Scan the entries below. List each line with "position".

━━━━━━━━

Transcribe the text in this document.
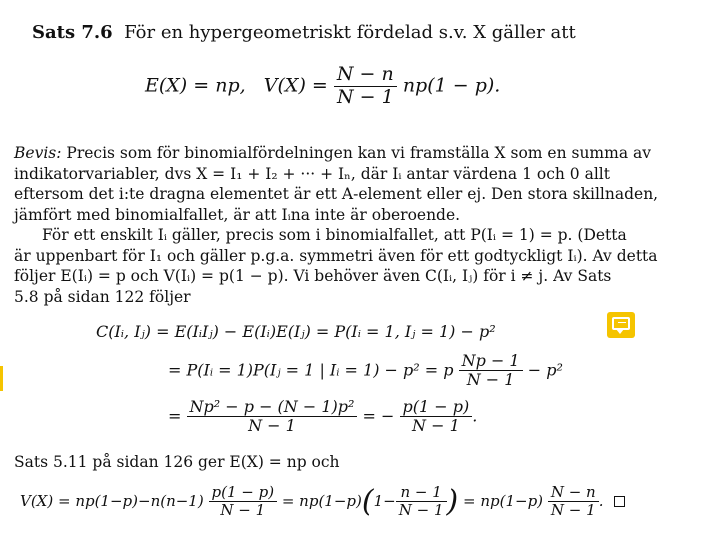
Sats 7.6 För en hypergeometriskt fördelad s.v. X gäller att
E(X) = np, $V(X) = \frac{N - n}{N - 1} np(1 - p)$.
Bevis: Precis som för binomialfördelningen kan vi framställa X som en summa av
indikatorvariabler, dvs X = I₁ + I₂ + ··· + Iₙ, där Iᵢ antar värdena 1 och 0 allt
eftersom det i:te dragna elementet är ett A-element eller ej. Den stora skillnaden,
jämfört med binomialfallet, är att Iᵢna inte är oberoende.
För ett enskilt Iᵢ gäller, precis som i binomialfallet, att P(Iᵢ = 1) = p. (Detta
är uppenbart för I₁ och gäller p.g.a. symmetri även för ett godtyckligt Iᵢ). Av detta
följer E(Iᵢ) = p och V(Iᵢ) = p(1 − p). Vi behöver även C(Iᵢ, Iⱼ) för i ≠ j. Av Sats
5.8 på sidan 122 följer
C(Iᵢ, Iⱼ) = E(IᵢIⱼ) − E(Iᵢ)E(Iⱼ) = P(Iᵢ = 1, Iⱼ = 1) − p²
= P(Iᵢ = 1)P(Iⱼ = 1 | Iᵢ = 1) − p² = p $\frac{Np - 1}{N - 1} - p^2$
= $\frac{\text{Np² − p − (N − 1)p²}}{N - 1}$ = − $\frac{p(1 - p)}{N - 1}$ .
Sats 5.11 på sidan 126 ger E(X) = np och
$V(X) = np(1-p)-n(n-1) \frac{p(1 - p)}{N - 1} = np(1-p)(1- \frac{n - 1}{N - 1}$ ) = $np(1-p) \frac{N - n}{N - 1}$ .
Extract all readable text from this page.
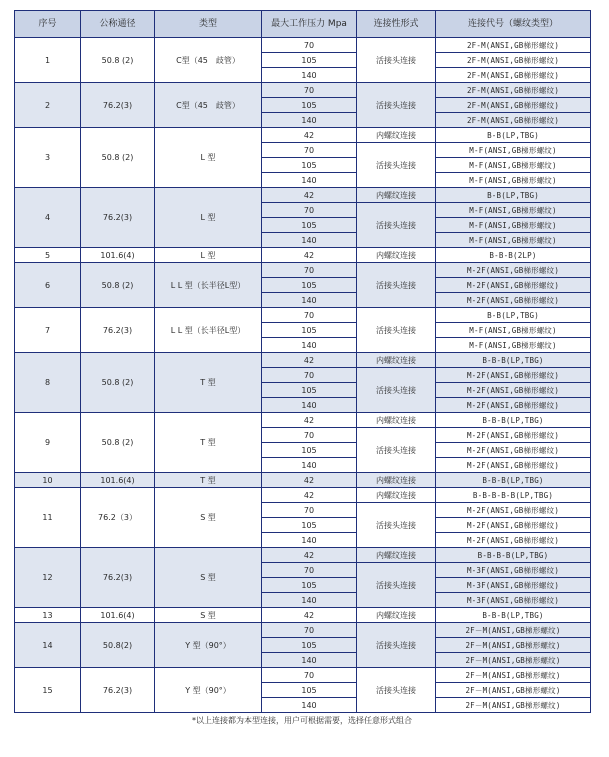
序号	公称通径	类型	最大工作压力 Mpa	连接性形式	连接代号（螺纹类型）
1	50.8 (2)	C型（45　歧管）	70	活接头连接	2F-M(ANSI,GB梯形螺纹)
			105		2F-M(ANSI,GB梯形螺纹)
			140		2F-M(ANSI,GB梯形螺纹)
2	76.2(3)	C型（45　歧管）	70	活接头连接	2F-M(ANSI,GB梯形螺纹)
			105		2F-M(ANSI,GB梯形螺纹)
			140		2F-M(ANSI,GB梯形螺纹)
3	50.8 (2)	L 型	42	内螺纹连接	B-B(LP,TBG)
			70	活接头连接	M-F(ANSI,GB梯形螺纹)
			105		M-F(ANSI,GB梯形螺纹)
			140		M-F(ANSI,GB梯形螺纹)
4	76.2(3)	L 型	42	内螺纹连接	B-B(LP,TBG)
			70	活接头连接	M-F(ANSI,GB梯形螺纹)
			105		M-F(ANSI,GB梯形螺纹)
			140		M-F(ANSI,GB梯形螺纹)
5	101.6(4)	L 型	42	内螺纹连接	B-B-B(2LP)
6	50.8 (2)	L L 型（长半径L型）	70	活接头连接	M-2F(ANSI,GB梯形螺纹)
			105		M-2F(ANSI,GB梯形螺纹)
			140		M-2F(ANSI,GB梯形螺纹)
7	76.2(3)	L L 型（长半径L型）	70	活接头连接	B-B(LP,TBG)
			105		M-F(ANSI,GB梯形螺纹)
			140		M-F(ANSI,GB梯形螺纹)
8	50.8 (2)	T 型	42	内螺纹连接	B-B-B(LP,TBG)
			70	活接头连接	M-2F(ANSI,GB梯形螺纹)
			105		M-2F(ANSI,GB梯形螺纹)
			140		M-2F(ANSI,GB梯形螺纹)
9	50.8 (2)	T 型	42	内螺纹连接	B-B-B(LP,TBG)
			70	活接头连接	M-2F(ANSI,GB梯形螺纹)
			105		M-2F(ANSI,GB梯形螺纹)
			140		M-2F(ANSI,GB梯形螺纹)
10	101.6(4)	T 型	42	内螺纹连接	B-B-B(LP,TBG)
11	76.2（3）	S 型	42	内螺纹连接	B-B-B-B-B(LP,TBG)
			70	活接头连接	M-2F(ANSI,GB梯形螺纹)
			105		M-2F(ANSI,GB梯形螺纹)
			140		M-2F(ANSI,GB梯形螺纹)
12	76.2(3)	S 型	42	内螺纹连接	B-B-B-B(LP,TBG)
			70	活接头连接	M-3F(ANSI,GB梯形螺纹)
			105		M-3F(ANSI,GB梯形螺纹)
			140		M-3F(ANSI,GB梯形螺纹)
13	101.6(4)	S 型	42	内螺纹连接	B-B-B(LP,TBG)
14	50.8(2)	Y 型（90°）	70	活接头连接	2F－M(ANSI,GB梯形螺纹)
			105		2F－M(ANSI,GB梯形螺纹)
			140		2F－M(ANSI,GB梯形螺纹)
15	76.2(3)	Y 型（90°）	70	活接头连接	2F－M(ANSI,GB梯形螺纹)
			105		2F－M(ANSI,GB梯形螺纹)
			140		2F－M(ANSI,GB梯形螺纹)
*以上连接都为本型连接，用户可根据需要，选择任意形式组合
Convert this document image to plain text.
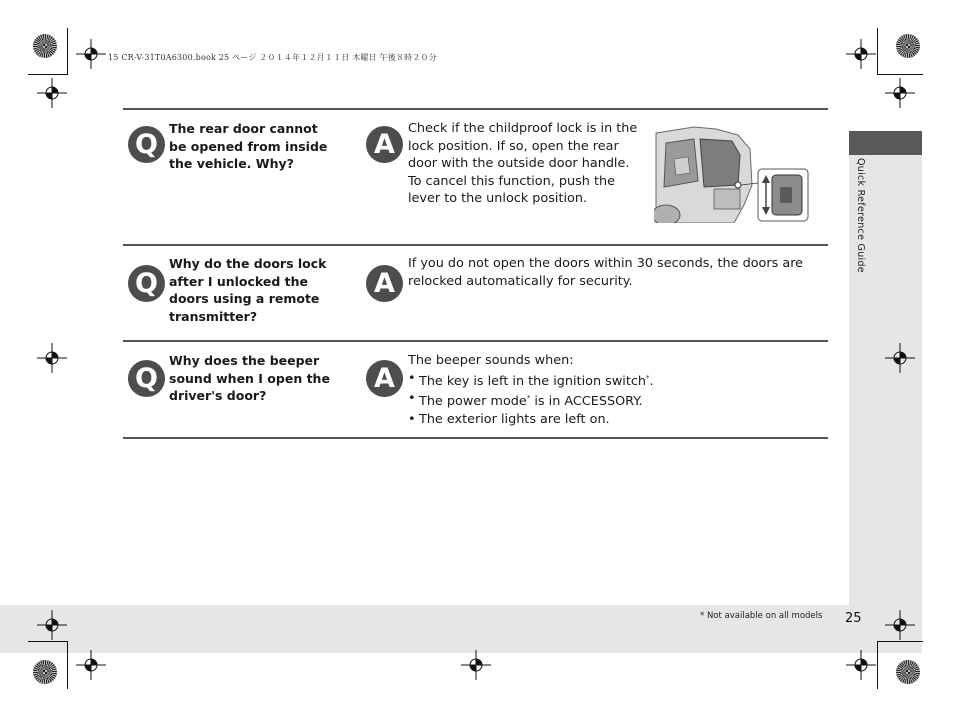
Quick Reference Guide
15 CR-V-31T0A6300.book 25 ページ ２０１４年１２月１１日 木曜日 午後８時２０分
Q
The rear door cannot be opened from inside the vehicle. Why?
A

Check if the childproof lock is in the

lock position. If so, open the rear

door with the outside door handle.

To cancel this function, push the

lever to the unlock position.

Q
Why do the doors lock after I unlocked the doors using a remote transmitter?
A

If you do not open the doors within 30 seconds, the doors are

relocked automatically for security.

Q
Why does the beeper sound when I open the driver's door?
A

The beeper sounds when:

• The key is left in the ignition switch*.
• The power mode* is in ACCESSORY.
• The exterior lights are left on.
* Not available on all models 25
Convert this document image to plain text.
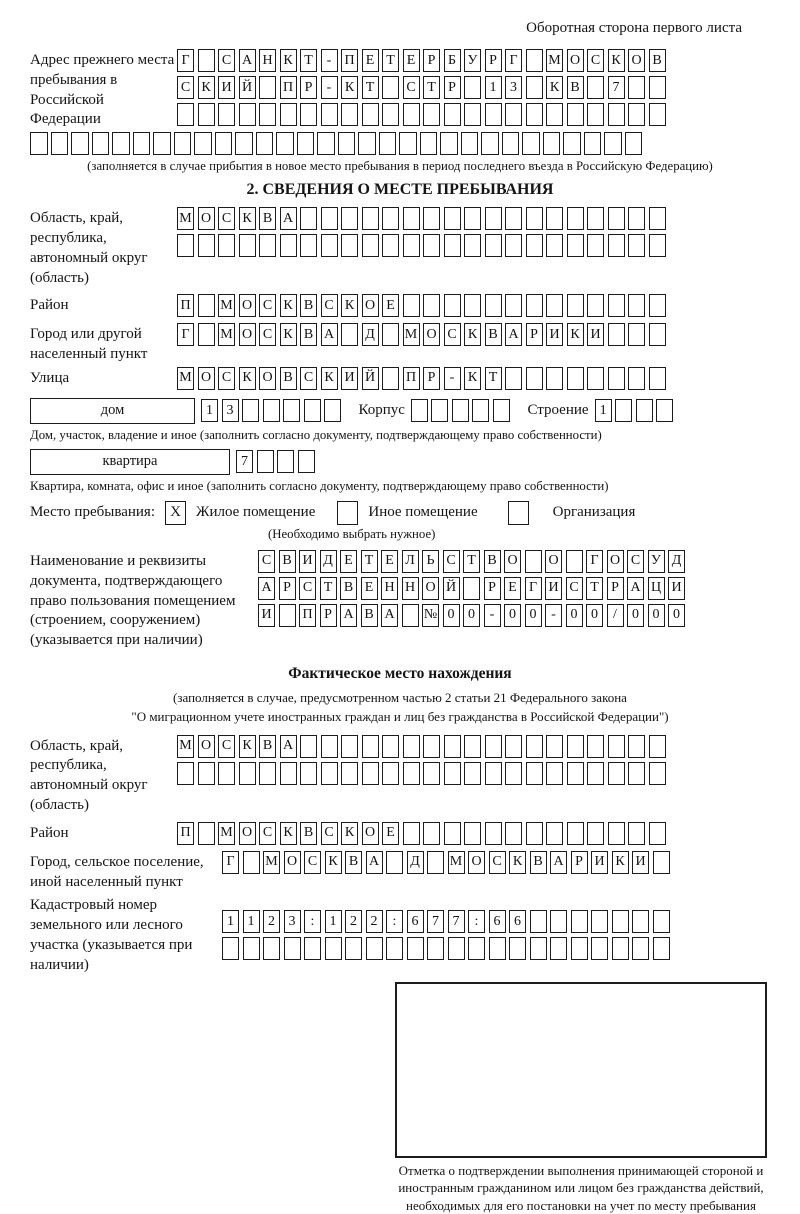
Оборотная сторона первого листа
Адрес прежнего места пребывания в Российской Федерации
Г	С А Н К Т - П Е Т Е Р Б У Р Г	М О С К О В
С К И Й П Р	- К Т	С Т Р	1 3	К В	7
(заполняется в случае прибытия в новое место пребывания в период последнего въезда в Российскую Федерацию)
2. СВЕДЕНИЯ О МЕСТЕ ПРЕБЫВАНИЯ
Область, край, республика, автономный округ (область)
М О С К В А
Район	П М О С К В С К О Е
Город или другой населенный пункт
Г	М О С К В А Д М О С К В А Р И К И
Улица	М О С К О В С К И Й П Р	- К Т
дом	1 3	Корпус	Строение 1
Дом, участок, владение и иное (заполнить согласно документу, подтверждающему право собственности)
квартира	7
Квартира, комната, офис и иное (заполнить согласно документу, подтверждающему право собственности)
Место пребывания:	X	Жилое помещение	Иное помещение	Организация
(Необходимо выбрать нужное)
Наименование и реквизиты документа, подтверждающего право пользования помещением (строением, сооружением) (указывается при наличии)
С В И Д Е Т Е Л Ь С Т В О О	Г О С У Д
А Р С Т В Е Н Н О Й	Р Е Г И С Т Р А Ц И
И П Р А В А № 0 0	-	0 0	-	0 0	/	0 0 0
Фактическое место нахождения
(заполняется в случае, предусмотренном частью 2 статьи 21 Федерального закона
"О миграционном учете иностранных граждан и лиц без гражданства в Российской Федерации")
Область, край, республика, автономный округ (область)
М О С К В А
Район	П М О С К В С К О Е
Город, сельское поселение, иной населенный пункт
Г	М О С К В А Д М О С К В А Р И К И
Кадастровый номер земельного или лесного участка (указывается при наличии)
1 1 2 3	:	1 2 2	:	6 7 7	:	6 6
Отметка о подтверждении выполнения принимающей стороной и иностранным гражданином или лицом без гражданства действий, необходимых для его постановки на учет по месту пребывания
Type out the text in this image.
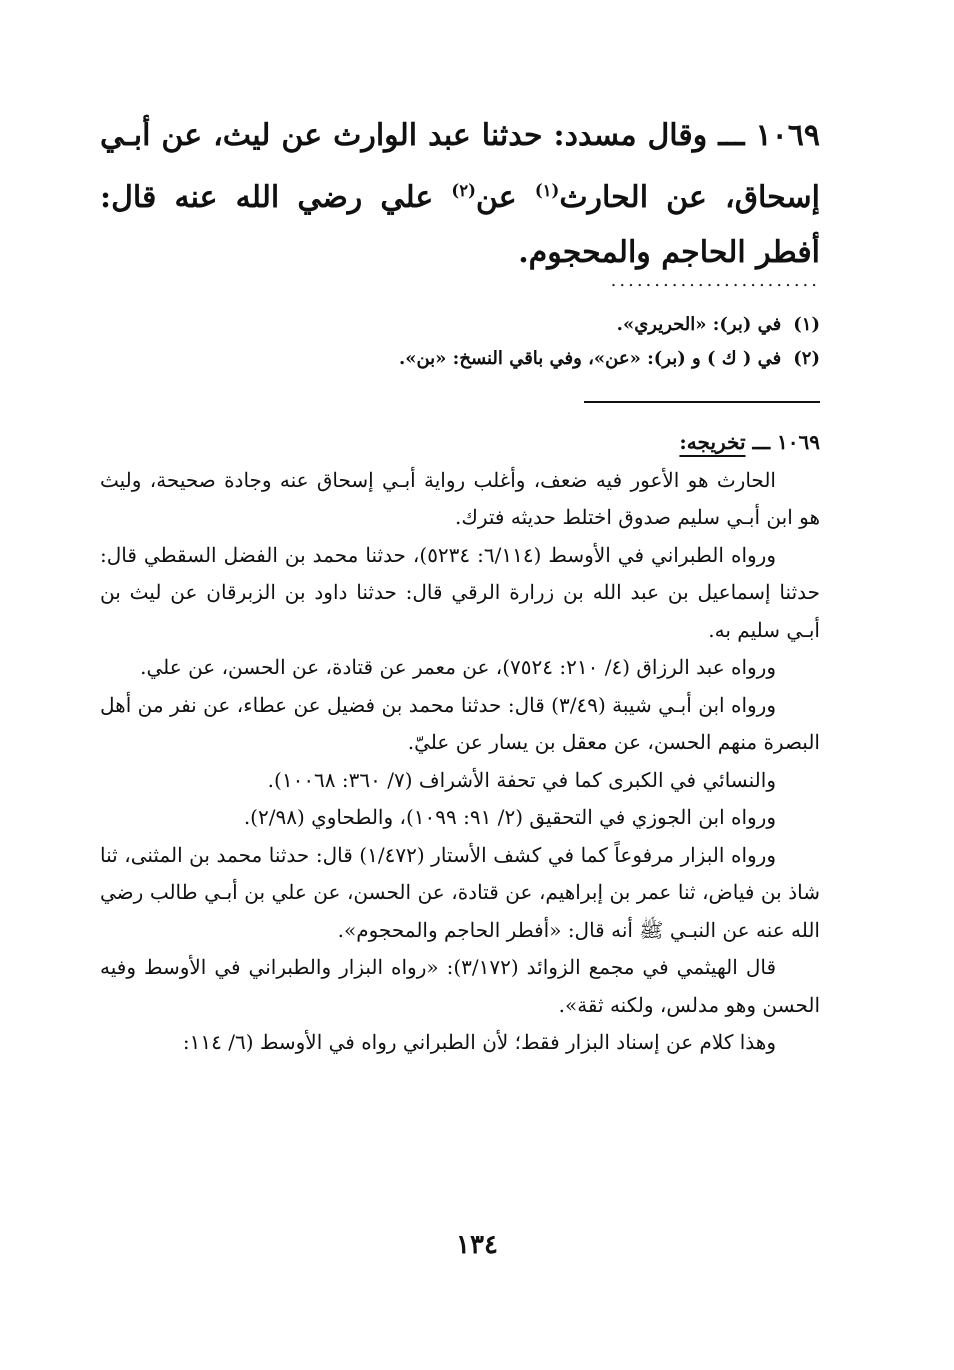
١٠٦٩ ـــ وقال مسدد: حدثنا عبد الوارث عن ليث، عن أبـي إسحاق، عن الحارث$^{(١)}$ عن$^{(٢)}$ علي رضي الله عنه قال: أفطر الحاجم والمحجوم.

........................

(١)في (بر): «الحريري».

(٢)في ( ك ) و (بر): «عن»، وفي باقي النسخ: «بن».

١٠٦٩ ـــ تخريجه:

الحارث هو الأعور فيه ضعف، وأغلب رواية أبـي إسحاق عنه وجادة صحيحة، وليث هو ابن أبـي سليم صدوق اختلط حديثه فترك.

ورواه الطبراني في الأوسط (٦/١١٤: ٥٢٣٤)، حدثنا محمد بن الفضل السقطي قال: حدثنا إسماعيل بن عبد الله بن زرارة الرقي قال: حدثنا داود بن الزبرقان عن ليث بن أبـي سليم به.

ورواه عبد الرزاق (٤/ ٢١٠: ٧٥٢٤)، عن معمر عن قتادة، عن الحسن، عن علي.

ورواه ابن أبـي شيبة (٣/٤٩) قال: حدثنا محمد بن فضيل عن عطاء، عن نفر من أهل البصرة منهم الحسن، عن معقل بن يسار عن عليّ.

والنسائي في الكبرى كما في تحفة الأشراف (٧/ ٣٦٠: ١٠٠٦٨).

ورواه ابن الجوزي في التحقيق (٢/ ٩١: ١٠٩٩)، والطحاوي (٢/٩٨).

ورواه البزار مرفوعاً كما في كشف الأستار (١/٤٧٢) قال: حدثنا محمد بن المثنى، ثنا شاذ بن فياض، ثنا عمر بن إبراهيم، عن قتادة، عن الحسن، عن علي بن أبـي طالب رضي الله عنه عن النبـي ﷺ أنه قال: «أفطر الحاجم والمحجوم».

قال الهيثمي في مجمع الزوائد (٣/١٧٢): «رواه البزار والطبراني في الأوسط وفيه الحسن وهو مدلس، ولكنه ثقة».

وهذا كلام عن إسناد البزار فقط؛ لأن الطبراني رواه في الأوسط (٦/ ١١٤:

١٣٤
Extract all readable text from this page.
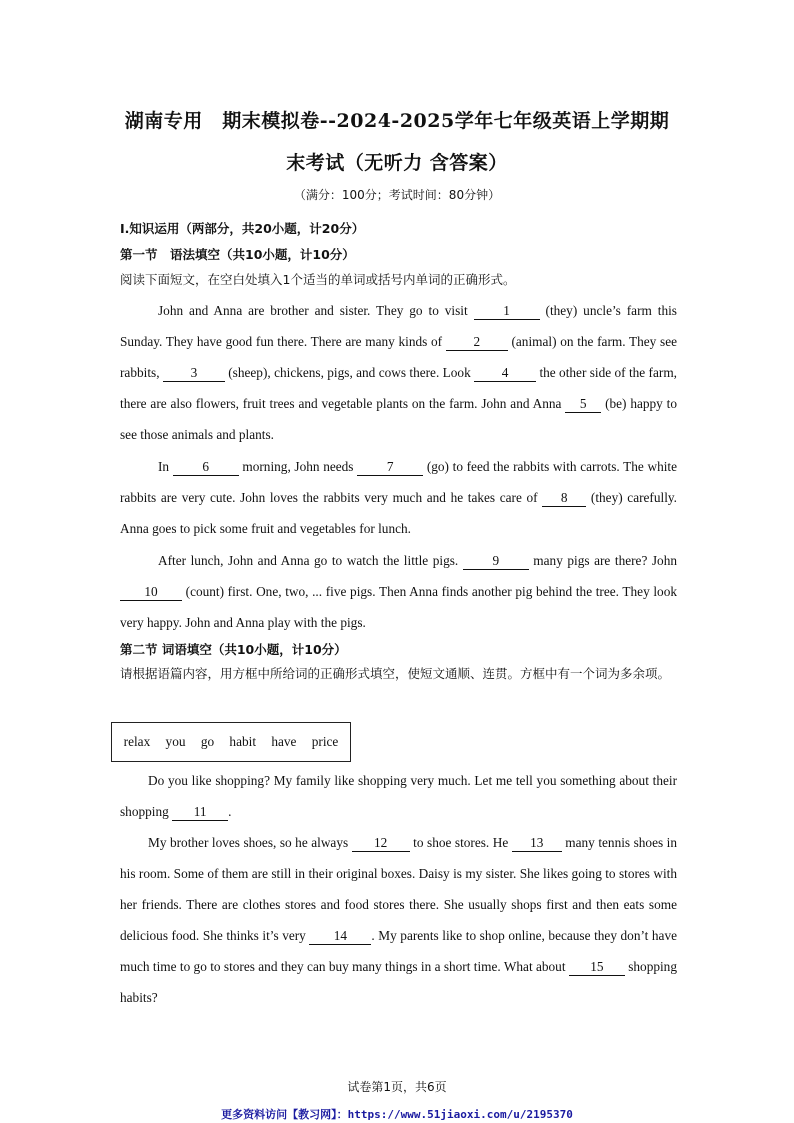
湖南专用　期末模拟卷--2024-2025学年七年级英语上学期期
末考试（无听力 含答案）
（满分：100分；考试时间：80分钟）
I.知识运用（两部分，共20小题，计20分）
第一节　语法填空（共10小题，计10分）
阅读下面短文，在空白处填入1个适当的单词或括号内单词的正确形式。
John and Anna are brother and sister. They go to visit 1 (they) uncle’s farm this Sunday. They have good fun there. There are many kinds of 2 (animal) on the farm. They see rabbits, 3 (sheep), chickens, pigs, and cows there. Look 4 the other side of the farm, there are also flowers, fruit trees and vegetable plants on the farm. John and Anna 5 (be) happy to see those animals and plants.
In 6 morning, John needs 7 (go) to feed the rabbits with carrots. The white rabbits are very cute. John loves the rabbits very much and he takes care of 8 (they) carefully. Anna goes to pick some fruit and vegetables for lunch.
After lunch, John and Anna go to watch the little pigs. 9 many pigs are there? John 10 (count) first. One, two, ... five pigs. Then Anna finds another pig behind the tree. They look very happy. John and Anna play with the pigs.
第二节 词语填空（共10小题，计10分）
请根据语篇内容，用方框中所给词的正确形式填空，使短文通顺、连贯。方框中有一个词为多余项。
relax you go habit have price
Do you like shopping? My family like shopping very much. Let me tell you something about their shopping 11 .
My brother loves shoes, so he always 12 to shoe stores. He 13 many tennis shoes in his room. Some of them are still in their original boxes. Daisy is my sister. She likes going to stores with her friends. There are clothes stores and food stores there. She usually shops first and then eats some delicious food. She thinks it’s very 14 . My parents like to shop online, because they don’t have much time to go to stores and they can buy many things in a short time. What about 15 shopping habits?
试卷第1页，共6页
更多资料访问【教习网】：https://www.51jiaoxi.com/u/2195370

━━━━━━━━

> Exercise response:
lock position. If so, open the rear
lever to the unlock position.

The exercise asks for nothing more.